PROBLEM DESCRIPTION: Tally the lines that hold the string "frac", and reply with the count alone.

RECORDED INFORMATION:
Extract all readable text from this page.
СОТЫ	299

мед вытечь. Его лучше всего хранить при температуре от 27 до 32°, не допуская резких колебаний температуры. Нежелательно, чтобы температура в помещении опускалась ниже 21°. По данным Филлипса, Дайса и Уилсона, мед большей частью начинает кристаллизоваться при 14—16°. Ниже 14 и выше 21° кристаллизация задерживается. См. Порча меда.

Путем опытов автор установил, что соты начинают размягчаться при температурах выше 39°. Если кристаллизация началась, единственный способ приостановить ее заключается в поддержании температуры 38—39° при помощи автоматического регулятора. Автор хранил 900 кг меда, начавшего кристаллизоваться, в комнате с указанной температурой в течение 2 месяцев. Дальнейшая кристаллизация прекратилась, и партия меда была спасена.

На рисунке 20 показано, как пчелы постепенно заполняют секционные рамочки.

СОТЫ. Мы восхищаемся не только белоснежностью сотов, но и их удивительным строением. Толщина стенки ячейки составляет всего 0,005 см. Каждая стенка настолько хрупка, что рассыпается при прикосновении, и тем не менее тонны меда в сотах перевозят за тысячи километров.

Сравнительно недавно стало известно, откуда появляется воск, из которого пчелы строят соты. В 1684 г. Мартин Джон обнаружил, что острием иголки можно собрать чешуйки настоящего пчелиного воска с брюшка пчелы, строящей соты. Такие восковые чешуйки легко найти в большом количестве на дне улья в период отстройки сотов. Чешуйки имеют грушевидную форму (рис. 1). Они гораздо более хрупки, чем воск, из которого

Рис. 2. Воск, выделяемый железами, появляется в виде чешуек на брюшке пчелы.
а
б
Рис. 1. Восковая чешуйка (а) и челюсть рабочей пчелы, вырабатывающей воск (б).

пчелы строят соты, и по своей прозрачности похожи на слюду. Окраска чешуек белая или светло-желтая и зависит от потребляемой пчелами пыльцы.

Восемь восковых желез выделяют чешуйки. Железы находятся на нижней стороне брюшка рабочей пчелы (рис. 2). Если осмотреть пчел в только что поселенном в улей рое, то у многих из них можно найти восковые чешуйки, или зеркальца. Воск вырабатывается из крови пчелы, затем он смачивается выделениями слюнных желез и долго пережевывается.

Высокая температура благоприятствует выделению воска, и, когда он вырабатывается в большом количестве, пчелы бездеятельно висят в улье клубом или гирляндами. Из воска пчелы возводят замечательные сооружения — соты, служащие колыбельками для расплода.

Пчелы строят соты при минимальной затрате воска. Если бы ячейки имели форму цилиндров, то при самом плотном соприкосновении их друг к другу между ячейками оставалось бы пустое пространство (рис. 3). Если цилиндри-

==

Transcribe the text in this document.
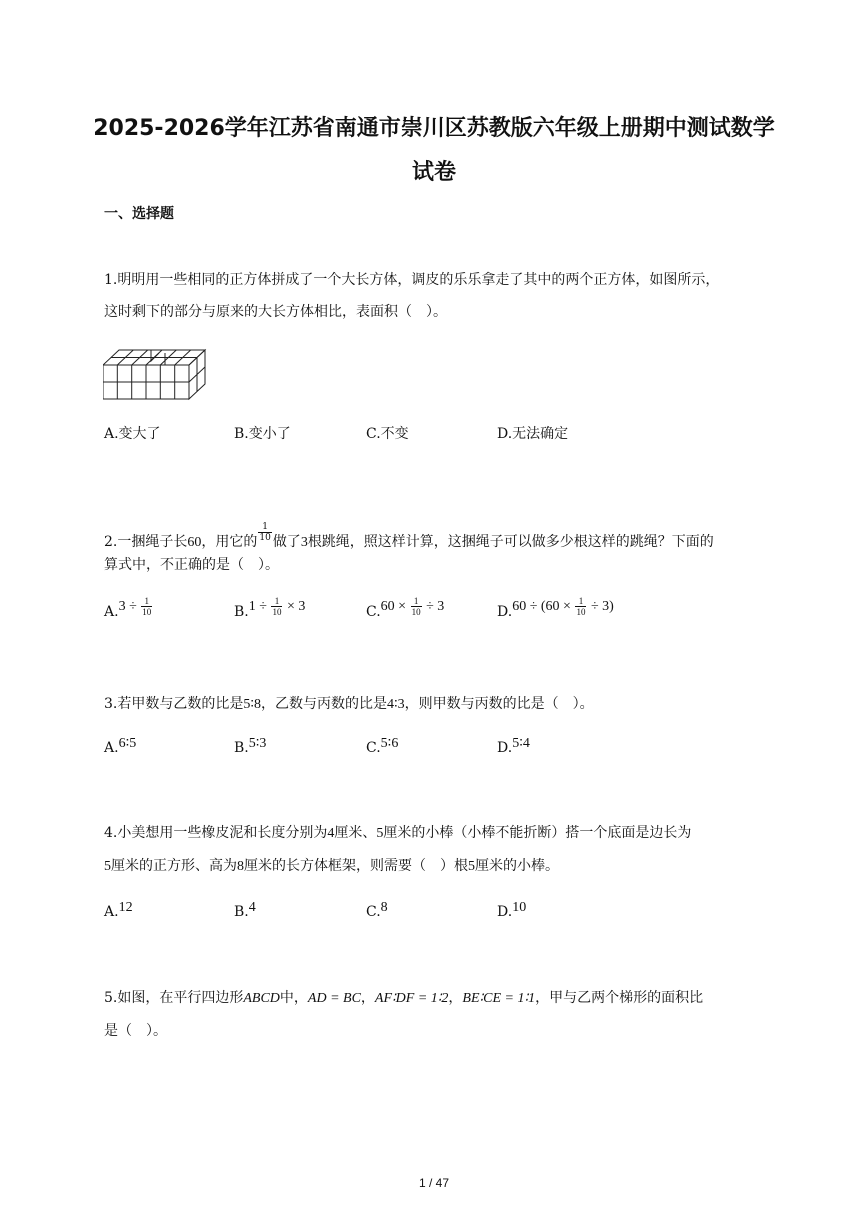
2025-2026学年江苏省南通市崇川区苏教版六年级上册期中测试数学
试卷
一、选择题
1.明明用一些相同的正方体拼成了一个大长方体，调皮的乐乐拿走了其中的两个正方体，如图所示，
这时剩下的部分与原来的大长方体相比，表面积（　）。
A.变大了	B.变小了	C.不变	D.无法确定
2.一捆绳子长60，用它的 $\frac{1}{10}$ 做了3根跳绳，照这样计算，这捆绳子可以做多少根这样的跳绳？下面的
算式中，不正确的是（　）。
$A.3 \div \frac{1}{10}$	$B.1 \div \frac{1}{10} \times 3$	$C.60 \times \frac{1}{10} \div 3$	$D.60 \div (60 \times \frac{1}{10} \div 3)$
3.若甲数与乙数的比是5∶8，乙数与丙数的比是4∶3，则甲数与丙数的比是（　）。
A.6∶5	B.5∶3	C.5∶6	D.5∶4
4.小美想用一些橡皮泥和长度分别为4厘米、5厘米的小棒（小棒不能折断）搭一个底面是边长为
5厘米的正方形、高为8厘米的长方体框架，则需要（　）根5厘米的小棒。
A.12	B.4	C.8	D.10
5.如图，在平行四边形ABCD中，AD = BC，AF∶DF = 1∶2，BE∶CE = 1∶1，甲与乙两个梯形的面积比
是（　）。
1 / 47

EXERCISE OUTPUT: 2